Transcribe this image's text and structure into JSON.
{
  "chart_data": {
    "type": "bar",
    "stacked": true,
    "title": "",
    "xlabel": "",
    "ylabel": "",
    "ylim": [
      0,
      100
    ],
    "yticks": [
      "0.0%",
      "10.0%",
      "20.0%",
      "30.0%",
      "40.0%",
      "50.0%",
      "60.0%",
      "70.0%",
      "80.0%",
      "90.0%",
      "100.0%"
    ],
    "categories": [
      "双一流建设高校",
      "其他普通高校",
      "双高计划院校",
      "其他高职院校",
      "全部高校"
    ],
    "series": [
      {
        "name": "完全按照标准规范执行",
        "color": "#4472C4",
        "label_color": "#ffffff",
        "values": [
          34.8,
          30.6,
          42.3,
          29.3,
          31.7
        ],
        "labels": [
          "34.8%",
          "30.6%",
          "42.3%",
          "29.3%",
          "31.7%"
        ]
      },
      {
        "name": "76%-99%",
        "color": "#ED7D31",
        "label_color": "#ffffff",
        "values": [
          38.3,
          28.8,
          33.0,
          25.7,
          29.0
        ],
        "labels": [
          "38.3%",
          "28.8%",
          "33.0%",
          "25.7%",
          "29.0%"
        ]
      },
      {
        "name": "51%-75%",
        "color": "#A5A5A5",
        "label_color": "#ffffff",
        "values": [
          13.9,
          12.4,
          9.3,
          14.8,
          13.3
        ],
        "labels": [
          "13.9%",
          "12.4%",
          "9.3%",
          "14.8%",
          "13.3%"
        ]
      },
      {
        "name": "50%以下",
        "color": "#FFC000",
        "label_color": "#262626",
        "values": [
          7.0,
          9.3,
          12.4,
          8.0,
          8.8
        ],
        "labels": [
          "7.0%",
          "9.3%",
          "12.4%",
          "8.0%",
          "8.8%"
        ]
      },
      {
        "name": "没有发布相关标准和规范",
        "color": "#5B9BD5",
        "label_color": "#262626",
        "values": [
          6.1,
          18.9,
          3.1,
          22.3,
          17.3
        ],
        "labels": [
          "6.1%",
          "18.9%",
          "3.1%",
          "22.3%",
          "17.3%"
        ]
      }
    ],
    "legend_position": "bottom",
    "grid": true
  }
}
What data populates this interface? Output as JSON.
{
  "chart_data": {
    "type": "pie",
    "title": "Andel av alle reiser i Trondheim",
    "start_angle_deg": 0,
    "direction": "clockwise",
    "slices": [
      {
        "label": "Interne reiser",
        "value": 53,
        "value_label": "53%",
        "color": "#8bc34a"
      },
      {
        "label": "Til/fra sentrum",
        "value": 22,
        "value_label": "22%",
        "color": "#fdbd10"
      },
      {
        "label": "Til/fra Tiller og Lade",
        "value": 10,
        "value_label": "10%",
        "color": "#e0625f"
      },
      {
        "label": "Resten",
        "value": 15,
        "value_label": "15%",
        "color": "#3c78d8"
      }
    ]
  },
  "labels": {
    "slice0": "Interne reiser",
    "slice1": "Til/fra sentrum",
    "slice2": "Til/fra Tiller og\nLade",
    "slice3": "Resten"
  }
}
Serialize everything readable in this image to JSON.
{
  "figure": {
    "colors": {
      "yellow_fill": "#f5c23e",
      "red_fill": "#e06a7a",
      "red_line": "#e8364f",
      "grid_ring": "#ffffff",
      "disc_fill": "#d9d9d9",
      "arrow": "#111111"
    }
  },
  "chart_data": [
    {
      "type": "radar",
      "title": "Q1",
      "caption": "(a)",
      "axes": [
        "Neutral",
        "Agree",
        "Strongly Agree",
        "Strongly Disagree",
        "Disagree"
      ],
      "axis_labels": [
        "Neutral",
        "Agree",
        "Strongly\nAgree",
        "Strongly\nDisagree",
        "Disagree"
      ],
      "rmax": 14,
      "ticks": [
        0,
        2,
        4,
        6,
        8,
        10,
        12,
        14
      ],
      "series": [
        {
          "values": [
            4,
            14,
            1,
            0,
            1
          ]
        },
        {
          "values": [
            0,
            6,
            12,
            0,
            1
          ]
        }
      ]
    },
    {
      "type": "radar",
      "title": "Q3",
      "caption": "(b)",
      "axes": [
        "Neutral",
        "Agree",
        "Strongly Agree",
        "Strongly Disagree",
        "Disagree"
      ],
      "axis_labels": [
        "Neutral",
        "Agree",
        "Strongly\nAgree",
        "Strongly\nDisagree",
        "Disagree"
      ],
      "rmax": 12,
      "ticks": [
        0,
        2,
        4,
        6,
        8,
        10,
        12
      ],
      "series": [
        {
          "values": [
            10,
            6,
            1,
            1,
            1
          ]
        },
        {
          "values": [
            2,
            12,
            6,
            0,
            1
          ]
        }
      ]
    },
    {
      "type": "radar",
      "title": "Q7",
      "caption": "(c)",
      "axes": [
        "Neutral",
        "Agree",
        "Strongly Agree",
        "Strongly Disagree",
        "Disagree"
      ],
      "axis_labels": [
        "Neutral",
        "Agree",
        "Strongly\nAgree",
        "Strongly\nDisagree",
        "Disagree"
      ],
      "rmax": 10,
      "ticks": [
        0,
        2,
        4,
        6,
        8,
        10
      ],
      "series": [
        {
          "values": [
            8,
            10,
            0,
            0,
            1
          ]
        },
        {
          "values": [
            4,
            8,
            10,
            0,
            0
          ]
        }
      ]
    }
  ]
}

····················

* [Aim]: Your task is to retype all the records above with nothing left out.

* [In response]:
Transcribe this image's text and structure into JSON.
{
  "chart_data": {
    "type": "bar",
    "stacked": true,
    "title": "",
    "xlabel": "",
    "ylabel": "",
    "ylim": [
      0,
      100
    ],
    "yticks": [
      "0.0%",
      "10.0%",
      "20.0%",
      "30.0%",
      "40.0%",
      "50.0%",
      "60.0%",
      "70.0%",
      "80.0%",
      "90.0%",
      "100.0%"
    ],
    "categories": [
      "双一流建设高校",
      "其他普通高校",
      "双高计划院校",
      "其他高职院校",
      "全部高校"
    ],
    "series": [
      {
        "name": "完全按照标准规范执行",
        "color": "#4472C4",
        "label_color": "#ffffff",
        "values": [
          34.8,
          30.6,
          42.3,
          29.3,
          31.7
        ],
        "labels": [
          "34.8%",
          "30.6%",
          "42.3%",
          "29.3%",
          "31.7%"
        ]
      },
      {
        "name": "76%-99%",
        "color": "#ED7D31",
        "label_color": "#ffffff",
        "values": [
          38.3,
          28.8,
          33.0,
          25.7,
          29.0
        ],
        "labels": [
          "38.3%",
          "28.8%",
          "33.0%",
          "25.7%",
          "29.0%"
        ]
      },
      {
        "name": "51%-75%",
        "color": "#A5A5A5",
        "label_color": "#ffffff",
        "values": [
          13.9,
          12.4,
          9.3,
          14.8,
          13.3
        ],
        "labels": [
          "13.9%",
          "12.4%",
          "9.3%",
          "14.8%",
          "13.3%"
        ]
      },
      {
        "name": "50%以下",
        "color": "#FFC000",
        "label_color": "#262626",
        "values": [
          7.0,
          9.3,
          12.4,
          8.0,
          8.8
        ],
        "labels": [
          "7.0%",
          "9.3%",
          "12.4%",
          "8.0%",
          "8.8%"
        ]
      },
      {
        "name": "没有发布相关标准和规范",
        "color": "#5B9BD5",
        "label_color": "#262626",
        "values": [
          6.1,
          18.9,
          3.1,
          22.3,
          17.3
        ],
        "labels": [
          "6.1%",
          "18.9%",
          "3.1%",
          "22.3%",
          "17.3%"
        ]
      }
    ],
    "legend_position": "bottom",
    "grid": true
  }
}
What data populates this interface? Output as JSON.
{
  "chart_data": {
    "type": "pie",
    "title": "Andel av alle reiser i Trondheim",
    "start_angle_deg": 0,
    "direction": "clockwise",
    "slices": [
      {
        "label": "Interne reiser",
        "value": 53,
        "value_label": "53%",
        "color": "#8bc34a"
      },
      {
        "label": "Til/fra sentrum",
        "value": 22,
        "value_label": "22%",
        "color": "#fdbd10"
      },
      {
        "label": "Til/fra Tiller og Lade",
        "value": 10,
        "value_label": "10%",
        "color": "#e0625f"
      },
      {
        "label": "Resten",
        "value": 15,
        "value_label": "15%",
        "color": "#3c78d8"
      }
    ]
  },
  "labels": {
    "slice0": "Interne reiser",
    "slice1": "Til/fra sentrum",
    "slice2": "Til/fra Tiller og\nLade",
    "slice3": "Resten"
  }
}
Serialize everything readable in this image to JSON.
{
  "figure": {
    "colors": {
      "yellow_fill": "#f5c23e",
      "red_fill": "#e06a7a",
      "red_line": "#e8364f",
      "grid_ring": "#ffffff",
      "disc_fill": "#d9d9d9",
      "arrow": "#111111"
    }
  },
  "chart_data": [
    {
      "type": "radar",
      "title": "Q1",
      "caption": "(a)",
      "axes": [
        "Neutral",
        "Agree",
        "Strongly Agree",
        "Strongly Disagree",
        "Disagree"
      ],
      "axis_labels": [
        "Neutral",
        "Agree",
        "Strongly\nAgree",
        "Strongly\nDisagree",
        "Disagree"
      ],
      "rmax": 14,
      "ticks": [
        0,
        2,
        4,
        6,
        8,
        10,
        12,
        14
      ],
      "series": [
        {
          "values": [
            4,
            14,
            1,
            0,
            1
          ]
        },
        {
          "values": [
            0,
            6,
            12,
            0,
            1
          ]
        }
      ]
    },
    {
      "type": "radar",
      "title": "Q3",
      "caption": "(b)",
      "axes": [
        "Neutral",
        "Agree",
        "Strongly Agree",
        "Strongly Disagree",
        "Disagree"
      ],
      "axis_labels": [
        "Neutral",
        "Agree",
        "Strongly\nAgree",
        "Strongly\nDisagree",
        "Disagree"
      ],
      "rmax": 12,
      "ticks": [
        0,
        2,
        4,
        6,
        8,
        10,
        12
      ],
      "series": [
        {
          "values": [
            10,
            6,
            1,
            1,
            1
          ]
        },
        {
          "values": [
            2,
            12,
            6,
            0,
            1
          ]
        }
      ]
    },
    {
      "type": "radar",
      "title": "Q7",
      "caption": "(c)",
      "axes": [
        "Neutral",
        "Agree",
        "Strongly Agree",
        "Strongly Disagree",
        "Disagree"
      ],
      "axis_labels": [
        "Neutral",
        "Agree",
        "Strongly\nAgree",
        "Strongly\nDisagree",
        "Disagree"
      ],
      "rmax": 10,
      "ticks": [
        0,
        2,
        4,
        6,
        8,
        10
      ],
      "series": [
        {
          "values": [
            8,
            10,
            0,
            0,
            1
          ]
        },
        {
          "values": [
            4,
            8,
            10,
            0,
            0
          ]
        }
      ]
    }
  ]
}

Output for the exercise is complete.